[CHALLENGES]
• 1. Reproduce the stretch of the Bears column from "Cohen also leads" through "bad decision making." without any change.
• 2. Continue the column on the Bears' 3-7 season, starting right after its final sentence.

[SOURCE]
[Begin]

You don't buy your grandparents a race car to drive to church on Sundays.
And therein lies the Bears' biggest problem this 3-7 season: How do you use rookie quarterback Mitch Trubisky, effectively?
As much promise as that position holds for the future, Trubisky still needs loads of experience and solid mentoring to become the Bears' first Pro Bowl quarterback since Jim McMahon in 1985.
Coach John Fox, at 12-30 with seven straight losses in the NFC North, isn't the answer.
Most of his past success in shaping winners came with veteran Peyton Manning in Denver.
Manning could make Jimmy Kimmel look effective on the sideline.
The jury is still out on offensive coordinator Dowell Loggains, whose play-calling is often as imaginative as a ham sandwich. Yes, the receivers don't scare anyone, the offensive line has health and depth issues, and running backs Jordan Howard and Tarik Cohen are limited in catching the football.
Howard can't hang on inside the red zone, while 5-foot-6 Cohen is a difficult target often overwhelmed in blitz pickup.
Cohen also leads the NFL in negative rushes with 16 carries for minus-42 yards.
Still, the Bears should have a better record, losing five games by eight points or less. Fox deserves much of the blame with bad decision making.

[End]

[DATA BLOCK]
[Begin]

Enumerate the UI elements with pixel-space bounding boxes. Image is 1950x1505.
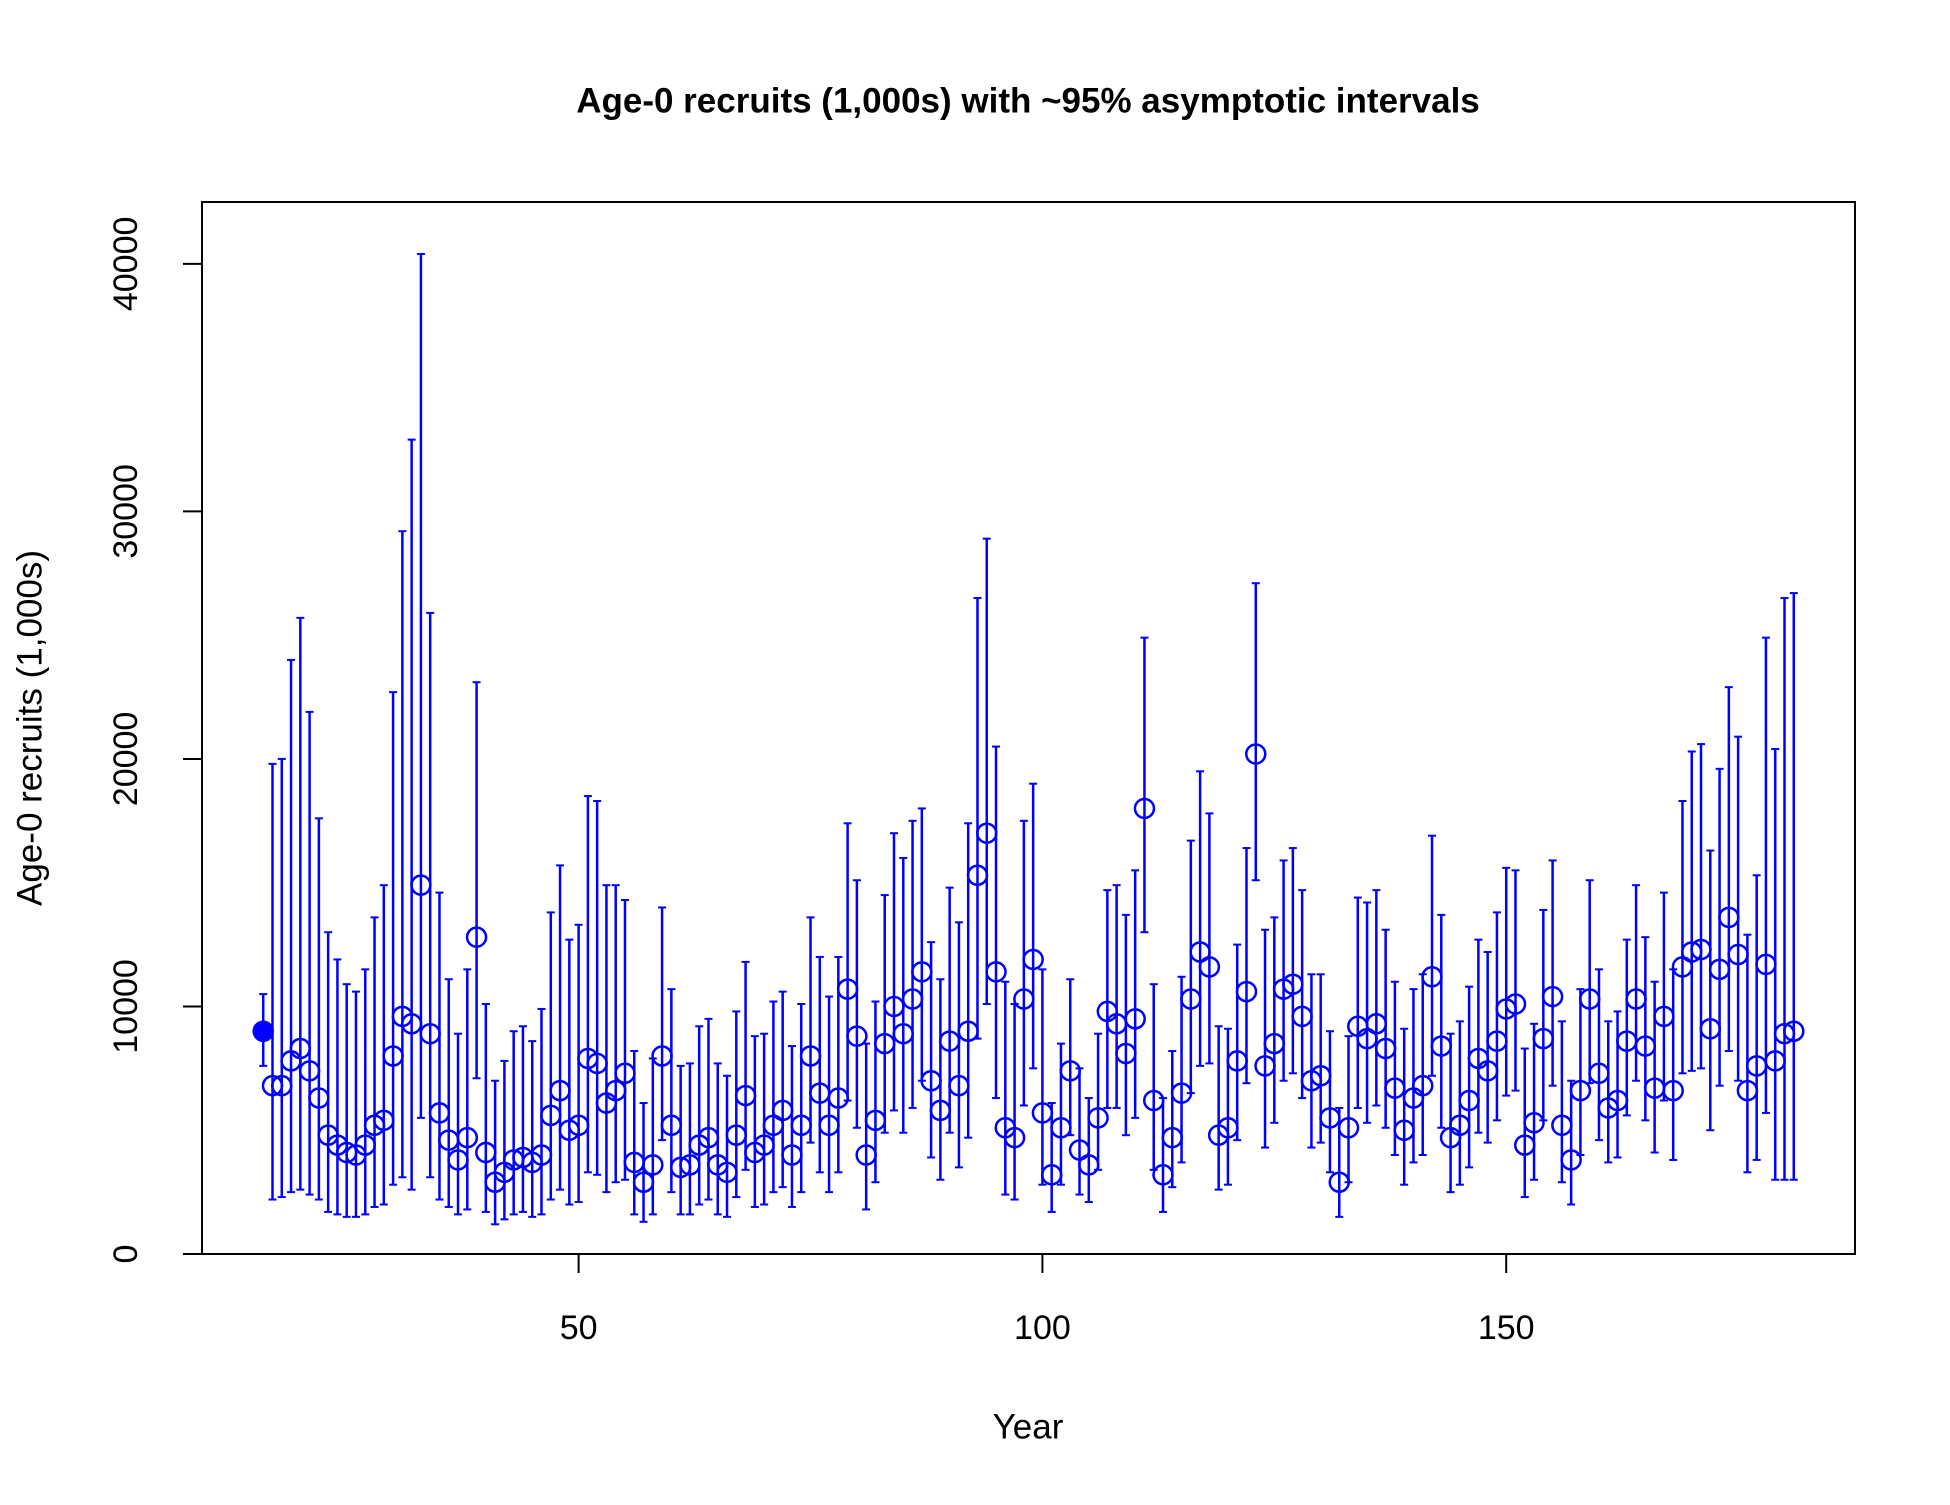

[End]

[ANSWERS PER TASK]
• 1.
Cohen also leads the NFL in negative rushes with 16 carries for minus-42 yards.
Still, the Bears should have a better record, losing five games by eight points or less. Fox deserves much of the blame with bad decision making.

• 2.
He is the Bears' third head coach since 2012, Ryan Pace their third general manager since 2011.
See what Trubisky has to deal with?
But that's no excuse and he'd be the first to agree.
In the six games Trubisky has started since Mike Glennon's merciful benching, the Bears are 2-4.
Trubisky has completed 53 percent of his throws, has two touchdowns, four interceptions, and three lost fumbles for a 78.2 QB rating.
In Sunday's 27-24 loss to Detroit, Trubisky bounced a terrible throw to wide-open Benny Cunningham at the Lions' 5, then later had his fumble returned for a touchdown.
But he has proven to be far more athletic and mobile than Glennon could ever hope.
There were some good throws in tight pockets Sunday, and others that were drone-like and sailed out of sight.
That's just a rookie being a rookie.
"We've shown spurts and moments, like we have for some time now, but we have lulls, we have siestas," Fox said after the Bears blew two 10-point leads.
"Nobody is good enough to overcome that."
Fox did call his QB a "playmaker," saying he has complete command of the huddle.
But the kid needs help, a true mentor at that key position.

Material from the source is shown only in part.